> [DATA LISTING]:
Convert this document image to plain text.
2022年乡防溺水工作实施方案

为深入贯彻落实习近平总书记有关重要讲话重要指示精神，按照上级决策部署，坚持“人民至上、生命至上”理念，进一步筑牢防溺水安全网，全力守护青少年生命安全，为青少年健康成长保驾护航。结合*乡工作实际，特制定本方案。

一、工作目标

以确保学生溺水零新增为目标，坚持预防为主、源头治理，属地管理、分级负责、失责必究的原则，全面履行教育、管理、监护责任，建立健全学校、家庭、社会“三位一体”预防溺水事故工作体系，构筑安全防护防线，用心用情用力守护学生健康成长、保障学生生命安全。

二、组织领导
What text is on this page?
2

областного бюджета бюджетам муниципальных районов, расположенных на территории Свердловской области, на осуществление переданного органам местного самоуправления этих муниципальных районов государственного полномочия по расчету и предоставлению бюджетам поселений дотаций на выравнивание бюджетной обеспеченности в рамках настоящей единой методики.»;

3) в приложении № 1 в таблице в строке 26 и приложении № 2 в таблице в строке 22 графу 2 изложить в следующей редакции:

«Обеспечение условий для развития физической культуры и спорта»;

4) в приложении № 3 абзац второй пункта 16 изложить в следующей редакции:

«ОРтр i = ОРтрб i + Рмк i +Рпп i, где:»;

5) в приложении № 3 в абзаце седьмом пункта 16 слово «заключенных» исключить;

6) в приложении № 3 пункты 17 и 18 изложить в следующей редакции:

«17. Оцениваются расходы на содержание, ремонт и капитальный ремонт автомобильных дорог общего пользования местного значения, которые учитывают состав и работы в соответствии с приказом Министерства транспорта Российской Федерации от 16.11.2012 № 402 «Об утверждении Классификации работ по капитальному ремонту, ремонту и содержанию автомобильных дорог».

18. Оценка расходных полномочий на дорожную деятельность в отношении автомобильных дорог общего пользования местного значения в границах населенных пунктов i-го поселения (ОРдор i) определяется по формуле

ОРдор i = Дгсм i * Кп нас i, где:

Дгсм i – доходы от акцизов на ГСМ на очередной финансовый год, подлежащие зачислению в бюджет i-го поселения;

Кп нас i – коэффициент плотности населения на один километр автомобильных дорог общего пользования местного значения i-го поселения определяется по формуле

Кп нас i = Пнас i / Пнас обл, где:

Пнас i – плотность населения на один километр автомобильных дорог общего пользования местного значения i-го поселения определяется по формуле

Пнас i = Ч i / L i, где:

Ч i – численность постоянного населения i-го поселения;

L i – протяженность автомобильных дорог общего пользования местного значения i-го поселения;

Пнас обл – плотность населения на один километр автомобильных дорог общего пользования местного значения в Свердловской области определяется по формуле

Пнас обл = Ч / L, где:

> [TASK DIRECTIONS]: Read the lines above. Gather those in which the string "this" is found.

> [RESULT]:
Convert this document image to plain text.
What text is on this page?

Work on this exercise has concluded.